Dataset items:
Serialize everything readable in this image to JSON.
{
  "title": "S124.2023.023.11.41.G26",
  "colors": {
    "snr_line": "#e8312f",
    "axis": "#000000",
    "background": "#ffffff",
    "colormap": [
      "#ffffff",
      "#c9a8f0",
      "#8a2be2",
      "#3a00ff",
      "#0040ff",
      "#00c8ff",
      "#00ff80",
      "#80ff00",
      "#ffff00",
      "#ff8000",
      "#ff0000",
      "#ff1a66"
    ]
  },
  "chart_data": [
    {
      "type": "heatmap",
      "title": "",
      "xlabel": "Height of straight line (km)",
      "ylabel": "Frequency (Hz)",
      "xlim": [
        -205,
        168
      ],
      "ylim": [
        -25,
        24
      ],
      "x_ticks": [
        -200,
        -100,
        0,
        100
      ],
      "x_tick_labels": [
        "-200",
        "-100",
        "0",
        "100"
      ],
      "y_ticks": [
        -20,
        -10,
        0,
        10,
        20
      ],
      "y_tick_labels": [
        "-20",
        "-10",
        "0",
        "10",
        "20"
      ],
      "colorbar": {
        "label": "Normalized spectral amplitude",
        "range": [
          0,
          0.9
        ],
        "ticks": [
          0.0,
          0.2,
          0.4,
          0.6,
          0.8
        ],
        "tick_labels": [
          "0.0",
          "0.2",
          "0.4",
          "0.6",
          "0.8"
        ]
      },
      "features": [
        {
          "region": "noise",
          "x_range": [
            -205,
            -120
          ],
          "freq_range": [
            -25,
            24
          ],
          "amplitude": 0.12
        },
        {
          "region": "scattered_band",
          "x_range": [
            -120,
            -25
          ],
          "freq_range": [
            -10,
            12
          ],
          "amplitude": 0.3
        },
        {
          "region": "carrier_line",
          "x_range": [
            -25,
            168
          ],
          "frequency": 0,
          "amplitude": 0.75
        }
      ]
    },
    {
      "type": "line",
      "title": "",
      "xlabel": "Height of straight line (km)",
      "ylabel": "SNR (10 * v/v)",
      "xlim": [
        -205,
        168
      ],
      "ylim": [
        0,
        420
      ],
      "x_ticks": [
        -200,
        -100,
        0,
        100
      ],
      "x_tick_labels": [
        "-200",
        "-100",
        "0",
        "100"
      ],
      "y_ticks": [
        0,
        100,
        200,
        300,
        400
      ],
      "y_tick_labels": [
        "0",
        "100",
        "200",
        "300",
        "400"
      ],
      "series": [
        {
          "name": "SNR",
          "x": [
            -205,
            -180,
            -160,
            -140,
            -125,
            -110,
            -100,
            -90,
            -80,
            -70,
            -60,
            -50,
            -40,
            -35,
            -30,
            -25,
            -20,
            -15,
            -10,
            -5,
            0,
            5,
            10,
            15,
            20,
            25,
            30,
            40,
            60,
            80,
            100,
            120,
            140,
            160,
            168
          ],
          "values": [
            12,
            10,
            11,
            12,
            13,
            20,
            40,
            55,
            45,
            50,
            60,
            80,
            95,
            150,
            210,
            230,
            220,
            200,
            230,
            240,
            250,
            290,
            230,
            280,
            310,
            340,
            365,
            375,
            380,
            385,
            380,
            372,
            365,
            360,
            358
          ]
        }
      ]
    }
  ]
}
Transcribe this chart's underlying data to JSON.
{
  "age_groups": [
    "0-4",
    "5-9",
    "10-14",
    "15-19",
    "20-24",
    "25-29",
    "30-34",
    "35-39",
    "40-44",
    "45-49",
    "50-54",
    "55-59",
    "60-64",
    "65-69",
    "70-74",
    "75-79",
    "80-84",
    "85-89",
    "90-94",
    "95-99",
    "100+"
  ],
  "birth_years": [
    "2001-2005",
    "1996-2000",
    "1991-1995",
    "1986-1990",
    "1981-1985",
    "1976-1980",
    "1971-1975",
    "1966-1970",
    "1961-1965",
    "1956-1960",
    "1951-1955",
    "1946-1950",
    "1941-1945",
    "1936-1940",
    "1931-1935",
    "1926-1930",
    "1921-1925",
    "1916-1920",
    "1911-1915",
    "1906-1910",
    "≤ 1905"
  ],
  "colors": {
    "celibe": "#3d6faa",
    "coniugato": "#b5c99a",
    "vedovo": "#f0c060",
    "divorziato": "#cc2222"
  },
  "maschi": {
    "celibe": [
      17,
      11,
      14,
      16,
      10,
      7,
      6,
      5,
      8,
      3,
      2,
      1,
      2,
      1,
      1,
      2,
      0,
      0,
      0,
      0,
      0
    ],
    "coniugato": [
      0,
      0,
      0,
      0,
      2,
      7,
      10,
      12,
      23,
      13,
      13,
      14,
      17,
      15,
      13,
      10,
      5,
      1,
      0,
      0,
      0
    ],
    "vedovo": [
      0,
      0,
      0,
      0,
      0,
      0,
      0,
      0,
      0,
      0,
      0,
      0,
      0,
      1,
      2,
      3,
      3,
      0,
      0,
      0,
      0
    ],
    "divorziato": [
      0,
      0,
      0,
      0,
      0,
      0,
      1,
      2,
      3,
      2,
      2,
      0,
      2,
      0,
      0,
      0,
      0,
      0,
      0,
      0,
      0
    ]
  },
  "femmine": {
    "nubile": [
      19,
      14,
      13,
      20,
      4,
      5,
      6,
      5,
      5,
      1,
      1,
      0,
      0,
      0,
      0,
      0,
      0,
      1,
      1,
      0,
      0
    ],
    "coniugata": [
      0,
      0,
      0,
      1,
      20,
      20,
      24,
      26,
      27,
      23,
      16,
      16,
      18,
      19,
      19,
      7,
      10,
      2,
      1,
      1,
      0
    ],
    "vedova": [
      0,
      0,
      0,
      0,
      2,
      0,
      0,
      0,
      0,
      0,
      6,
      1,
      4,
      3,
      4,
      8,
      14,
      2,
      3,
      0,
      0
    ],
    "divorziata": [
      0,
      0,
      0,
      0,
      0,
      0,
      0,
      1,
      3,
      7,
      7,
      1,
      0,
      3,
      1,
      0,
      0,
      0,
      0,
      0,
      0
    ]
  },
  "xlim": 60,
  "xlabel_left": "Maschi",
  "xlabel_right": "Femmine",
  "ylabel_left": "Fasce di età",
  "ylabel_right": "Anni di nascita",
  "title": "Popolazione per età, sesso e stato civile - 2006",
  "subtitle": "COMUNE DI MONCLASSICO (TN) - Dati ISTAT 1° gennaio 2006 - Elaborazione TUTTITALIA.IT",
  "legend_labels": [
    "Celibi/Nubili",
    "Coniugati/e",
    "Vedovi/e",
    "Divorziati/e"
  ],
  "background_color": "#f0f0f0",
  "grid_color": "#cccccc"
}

:: PROMPT ::
Track down every line holding the string "this" and copy it.

:: TASK RESPONSE ::
Serialize everything readable in this image to JSON.
Transcribe this chart's underlying data to JSON.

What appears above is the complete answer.